(Extracted records)
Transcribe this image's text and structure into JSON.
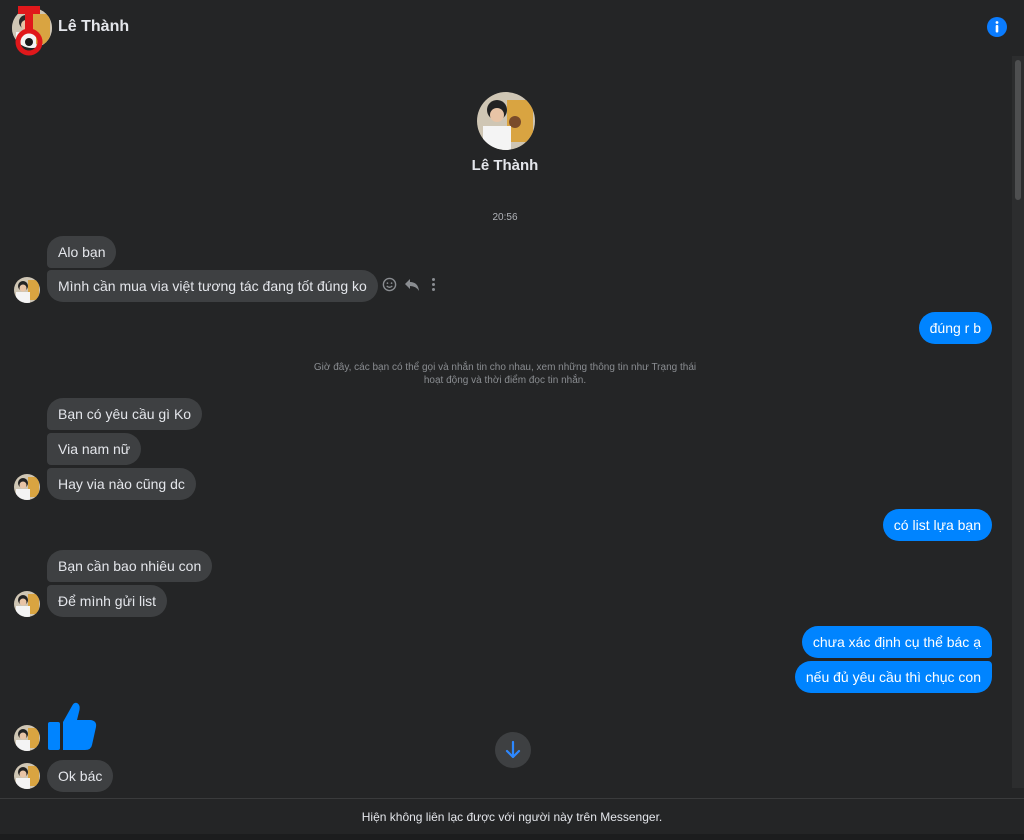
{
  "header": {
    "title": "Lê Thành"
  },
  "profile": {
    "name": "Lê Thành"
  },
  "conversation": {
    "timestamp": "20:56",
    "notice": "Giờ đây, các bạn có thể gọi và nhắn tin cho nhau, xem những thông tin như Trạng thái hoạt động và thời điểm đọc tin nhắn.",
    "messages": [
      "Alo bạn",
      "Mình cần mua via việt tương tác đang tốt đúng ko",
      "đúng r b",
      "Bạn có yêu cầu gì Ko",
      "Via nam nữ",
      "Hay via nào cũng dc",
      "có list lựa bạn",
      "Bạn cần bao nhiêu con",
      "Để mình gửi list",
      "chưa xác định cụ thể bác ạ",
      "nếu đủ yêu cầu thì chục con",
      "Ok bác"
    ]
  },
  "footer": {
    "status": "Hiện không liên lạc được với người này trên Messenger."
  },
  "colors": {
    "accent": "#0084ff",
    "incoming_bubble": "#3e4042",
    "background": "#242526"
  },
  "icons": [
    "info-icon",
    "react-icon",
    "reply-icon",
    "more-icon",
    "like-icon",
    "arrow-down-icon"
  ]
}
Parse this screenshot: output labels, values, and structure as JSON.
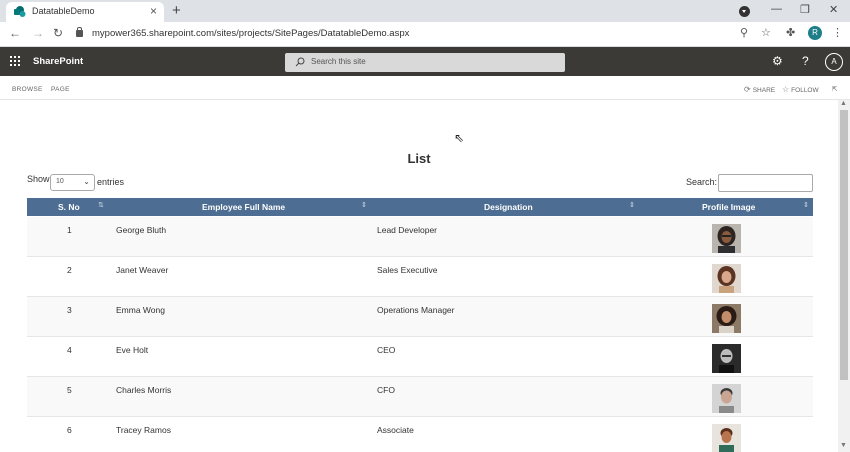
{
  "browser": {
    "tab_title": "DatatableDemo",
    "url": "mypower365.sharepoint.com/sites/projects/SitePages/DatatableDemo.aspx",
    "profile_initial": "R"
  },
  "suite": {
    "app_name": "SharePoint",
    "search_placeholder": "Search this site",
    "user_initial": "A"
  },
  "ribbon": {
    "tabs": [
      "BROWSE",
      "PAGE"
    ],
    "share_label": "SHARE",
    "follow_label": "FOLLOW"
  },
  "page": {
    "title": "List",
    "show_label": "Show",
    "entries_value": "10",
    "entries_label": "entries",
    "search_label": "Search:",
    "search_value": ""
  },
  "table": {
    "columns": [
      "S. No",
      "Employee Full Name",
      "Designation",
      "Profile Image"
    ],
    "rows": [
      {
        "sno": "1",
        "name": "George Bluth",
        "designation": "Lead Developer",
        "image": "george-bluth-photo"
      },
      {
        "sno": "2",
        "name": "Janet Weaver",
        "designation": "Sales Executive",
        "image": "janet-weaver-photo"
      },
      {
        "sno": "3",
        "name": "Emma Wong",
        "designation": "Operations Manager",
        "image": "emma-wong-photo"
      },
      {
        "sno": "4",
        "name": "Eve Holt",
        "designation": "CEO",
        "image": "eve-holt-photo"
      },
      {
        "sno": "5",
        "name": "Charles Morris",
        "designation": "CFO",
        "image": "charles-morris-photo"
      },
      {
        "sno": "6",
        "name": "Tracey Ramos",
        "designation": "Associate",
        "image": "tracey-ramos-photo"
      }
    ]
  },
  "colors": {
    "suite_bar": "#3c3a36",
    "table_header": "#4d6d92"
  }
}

**TASK TO COMPLETE**
Write out the records above exactly as they stand, leaving out every picture.

**REPLY**
Transcribe this image's text and structure into JSON.
{
  "header": {
    "title": "Lê Thành"
  },
  "profile": {
    "name": "Lê Thành"
  },
  "conversation": {
    "timestamp": "20:56",
    "notice": "Giờ đây, các bạn có thể gọi và nhắn tin cho nhau, xem những thông tin như Trạng thái hoạt động và thời điểm đọc tin nhắn.",
    "messages": [
      "Alo bạn",
      "Mình cần mua via việt tương tác đang tốt đúng ko",
      "đúng r b",
      "Bạn có yêu cầu gì Ko",
      "Via nam nữ",
      "Hay via nào cũng dc",
      "có list lựa bạn",
      "Bạn cần bao nhiêu con",
      "Để mình gửi list",
      "chưa xác định cụ thể bác ạ",
      "nếu đủ yêu cầu thì chục con",
      "Ok bác"
    ]
  },
  "footer": {
    "status": "Hiện không liên lạc được với người này trên Messenger."
  },
  "colors": {
    "accent": "#0084ff",
    "incoming_bubble": "#3e4042",
    "background": "#242526"
  },
  "icons": [
    "info-icon",
    "react-icon",
    "reply-icon",
    "more-icon",
    "like-icon",
    "arrow-down-icon"
  ]
}
Parse this screenshot: output labels, values, and structure as JSON.
{
  "browser": {
    "tab_title": "DatatableDemo",
    "url": "mypower365.sharepoint.com/sites/projects/SitePages/DatatableDemo.aspx",
    "profile_initial": "R"
  },
  "suite": {
    "app_name": "SharePoint",
    "search_placeholder": "Search this site",
    "user_initial": "A"
  },
  "ribbon": {
    "tabs": [
      "BROWSE",
      "PAGE"
    ],
    "share_label": "SHARE",
    "follow_label": "FOLLOW"
  },
  "page": {
    "title": "List",
    "show_label": "Show",
    "entries_value": "10",
    "entries_label": "entries",
    "search_label": "Search:",
    "search_value": ""
  },
  "table": {
    "columns": [
      "S. No",
      "Employee Full Name",
      "Designation",
      "Profile Image"
    ],
    "rows": [
      {
        "sno": "1",
        "name": "George Bluth",
        "designation": "Lead Developer",
        "image": "george-bluth-photo"
      },
      {
        "sno": "2",
        "name": "Janet Weaver",
        "designation": "Sales Executive",
        "image": "janet-weaver-photo"
      },
      {
        "sno": "3",
        "name": "Emma Wong",
        "designation": "Operations Manager",
        "image": "emma-wong-photo"
      },
      {
        "sno": "4",
        "name": "Eve Holt",
        "designation": "CEO",
        "image": "eve-holt-photo"
      },
      {
        "sno": "5",
        "name": "Charles Morris",
        "designation": "CFO",
        "image": "charles-morris-photo"
      },
      {
        "sno": "6",
        "name": "Tracey Ramos",
        "designation": "Associate",
        "image": "tracey-ramos-photo"
      }
    ]
  },
  "colors": {
    "suite_bar": "#3c3a36",
    "table_header": "#4d6d92"
  }
}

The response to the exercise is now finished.